▶ [What this task involves]
Check each line below for the word "more", and copy those that have it.

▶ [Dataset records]
------------------------------------------------
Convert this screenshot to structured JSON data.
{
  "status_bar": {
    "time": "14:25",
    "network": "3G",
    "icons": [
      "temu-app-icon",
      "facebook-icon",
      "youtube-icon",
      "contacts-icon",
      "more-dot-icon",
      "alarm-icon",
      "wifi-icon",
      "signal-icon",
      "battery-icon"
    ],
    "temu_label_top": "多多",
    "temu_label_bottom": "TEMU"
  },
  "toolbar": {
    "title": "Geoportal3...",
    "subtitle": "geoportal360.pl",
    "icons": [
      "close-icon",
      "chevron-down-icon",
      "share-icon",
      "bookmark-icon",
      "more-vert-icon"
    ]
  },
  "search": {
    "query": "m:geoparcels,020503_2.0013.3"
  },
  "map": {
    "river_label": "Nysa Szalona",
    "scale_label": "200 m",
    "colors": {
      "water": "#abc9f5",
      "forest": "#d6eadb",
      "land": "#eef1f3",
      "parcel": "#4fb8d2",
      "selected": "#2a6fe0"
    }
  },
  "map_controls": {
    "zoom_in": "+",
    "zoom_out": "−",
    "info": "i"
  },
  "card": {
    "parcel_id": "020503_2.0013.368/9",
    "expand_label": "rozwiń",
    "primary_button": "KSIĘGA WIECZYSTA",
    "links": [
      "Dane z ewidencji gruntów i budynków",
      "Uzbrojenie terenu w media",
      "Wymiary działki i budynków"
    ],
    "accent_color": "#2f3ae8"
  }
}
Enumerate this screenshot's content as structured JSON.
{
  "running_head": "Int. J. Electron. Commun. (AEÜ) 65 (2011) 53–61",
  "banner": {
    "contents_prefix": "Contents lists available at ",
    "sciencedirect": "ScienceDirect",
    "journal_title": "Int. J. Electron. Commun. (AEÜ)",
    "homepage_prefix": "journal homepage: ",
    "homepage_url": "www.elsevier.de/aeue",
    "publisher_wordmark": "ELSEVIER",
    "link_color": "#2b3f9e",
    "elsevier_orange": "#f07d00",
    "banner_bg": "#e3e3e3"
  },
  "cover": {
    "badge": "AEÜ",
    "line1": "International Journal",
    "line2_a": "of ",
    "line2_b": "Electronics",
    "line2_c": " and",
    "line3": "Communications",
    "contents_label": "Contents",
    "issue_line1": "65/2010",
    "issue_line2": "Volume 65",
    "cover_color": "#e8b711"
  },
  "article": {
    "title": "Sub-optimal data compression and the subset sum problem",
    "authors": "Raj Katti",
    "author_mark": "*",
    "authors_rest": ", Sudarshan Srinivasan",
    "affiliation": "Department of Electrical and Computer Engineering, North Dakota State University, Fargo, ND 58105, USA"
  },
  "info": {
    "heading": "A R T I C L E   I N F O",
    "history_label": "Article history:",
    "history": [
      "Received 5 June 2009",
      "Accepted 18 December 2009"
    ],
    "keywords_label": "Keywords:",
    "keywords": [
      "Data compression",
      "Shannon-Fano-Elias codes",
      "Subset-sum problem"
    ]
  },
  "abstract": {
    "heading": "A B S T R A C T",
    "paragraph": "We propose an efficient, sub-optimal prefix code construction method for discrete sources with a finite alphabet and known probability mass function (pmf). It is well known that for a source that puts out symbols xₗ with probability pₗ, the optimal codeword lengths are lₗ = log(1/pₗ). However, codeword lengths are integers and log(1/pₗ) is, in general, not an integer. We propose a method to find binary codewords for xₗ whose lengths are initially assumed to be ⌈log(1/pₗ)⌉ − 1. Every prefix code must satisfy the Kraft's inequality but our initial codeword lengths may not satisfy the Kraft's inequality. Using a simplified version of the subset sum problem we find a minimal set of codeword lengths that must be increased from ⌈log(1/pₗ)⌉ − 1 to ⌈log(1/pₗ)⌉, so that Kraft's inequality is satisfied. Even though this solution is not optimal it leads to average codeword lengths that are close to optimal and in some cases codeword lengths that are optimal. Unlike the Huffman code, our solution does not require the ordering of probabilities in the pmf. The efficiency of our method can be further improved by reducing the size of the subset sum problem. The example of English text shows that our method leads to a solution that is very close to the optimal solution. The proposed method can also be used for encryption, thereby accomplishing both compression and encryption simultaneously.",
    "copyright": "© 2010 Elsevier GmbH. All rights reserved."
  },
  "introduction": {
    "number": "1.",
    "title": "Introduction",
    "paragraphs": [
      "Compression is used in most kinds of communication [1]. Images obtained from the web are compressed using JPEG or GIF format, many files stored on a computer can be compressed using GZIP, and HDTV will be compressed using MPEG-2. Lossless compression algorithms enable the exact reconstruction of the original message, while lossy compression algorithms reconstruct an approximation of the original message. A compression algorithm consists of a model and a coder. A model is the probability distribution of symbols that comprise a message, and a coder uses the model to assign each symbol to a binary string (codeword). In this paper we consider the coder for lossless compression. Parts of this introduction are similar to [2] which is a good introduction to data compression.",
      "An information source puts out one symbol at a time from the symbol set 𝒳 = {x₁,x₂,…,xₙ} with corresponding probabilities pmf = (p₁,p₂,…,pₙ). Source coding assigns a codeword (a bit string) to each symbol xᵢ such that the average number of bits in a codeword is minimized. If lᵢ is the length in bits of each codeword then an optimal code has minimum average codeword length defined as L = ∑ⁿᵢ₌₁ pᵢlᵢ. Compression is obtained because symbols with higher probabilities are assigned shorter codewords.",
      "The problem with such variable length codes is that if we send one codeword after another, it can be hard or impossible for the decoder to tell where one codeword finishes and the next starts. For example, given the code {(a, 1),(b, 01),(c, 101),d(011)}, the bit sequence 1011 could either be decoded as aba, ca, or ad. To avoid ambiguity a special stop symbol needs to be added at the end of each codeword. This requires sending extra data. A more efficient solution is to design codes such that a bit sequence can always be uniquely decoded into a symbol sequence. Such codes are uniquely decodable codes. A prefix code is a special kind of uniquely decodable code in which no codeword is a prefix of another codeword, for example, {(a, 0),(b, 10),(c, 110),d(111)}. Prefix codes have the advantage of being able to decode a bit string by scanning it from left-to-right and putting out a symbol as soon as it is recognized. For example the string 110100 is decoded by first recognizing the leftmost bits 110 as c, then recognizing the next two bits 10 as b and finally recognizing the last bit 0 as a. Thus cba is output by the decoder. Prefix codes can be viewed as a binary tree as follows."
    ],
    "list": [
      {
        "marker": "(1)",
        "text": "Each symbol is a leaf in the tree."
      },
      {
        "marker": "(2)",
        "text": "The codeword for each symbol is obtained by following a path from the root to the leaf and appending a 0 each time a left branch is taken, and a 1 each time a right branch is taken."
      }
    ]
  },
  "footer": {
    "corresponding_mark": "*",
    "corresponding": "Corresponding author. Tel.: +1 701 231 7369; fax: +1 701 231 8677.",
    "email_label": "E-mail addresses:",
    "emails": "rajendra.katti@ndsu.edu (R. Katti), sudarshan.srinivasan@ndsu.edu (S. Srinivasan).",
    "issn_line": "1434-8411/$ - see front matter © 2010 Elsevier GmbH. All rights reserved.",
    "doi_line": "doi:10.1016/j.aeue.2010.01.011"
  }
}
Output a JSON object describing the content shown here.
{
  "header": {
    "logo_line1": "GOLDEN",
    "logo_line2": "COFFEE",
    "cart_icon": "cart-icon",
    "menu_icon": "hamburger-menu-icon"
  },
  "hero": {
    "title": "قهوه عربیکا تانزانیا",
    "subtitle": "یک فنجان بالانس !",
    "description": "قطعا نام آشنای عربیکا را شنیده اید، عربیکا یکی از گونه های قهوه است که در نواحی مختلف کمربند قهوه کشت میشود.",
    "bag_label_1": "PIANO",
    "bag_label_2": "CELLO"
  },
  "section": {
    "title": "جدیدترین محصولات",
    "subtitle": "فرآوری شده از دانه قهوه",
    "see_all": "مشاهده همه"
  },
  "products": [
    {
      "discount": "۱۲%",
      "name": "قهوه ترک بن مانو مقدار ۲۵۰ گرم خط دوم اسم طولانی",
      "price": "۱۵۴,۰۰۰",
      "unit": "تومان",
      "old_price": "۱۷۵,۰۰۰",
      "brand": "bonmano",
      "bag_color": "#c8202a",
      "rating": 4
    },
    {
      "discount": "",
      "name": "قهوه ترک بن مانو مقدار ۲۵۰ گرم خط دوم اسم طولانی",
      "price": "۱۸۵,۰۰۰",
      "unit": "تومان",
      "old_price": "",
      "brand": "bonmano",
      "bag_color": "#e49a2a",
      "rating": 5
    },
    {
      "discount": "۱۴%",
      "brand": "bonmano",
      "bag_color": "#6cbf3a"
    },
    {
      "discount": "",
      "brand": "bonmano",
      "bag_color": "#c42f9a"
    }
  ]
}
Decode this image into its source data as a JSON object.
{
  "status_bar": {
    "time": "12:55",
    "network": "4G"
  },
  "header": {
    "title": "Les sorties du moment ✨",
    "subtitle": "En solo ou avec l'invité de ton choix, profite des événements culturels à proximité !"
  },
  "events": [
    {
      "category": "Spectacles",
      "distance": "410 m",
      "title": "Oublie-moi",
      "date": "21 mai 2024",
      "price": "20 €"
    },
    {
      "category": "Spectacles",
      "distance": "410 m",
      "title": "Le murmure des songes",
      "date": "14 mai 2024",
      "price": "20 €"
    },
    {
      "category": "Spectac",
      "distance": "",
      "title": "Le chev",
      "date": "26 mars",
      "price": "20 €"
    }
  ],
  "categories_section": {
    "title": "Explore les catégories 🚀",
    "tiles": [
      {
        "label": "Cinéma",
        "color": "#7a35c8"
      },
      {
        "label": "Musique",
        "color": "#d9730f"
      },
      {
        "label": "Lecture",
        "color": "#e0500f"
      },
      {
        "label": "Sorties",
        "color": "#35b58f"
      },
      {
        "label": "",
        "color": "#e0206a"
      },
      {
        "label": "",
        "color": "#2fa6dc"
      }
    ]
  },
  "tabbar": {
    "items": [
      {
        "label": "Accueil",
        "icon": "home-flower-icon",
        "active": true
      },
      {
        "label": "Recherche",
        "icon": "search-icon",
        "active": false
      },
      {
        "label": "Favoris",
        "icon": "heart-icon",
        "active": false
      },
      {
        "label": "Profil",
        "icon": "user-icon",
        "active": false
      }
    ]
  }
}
------------------------------------------------
▶ [The answer]
      "more-dot-icon",
      "more-vert-icon"
      "The problem with such variable length codes is that if we send one codeword after another, it can be hard or impossible for the decoder to tell where one codeword finishes and the next starts. For example, given the code {(a, 1),(b, 01),(c, 101),d(011)}, the bit sequence 1011 could either be decoded as aba, ca, or ad. To avoid ambiguity a special stop symbol needs to be added at the end of each codeword. This requires sending extra data. A more efficient solution is to design codes such that a bit sequence can always be uniquely decoded into a symbol sequence. Such codes are uniquely decodable codes. A prefix code is a special kind of uniquely decodable code in which no codeword is a prefix of another codeword, for example, {(a, 0),(b, 10),(c, 110),d(111)}. Prefix codes have the advantage of being able to decode a bit string by scanning it from left-to-right and putting out a symbol as soon as it is recognized. For example the string 110100 is decoded by first recognizing the leftmost bits 110 as c, then recognizing the next two bits 10 as b and finally recognizing the last bit 0 as a. Thus cba is output by the decoder. Prefix codes can be viewed as a binary tree as follows."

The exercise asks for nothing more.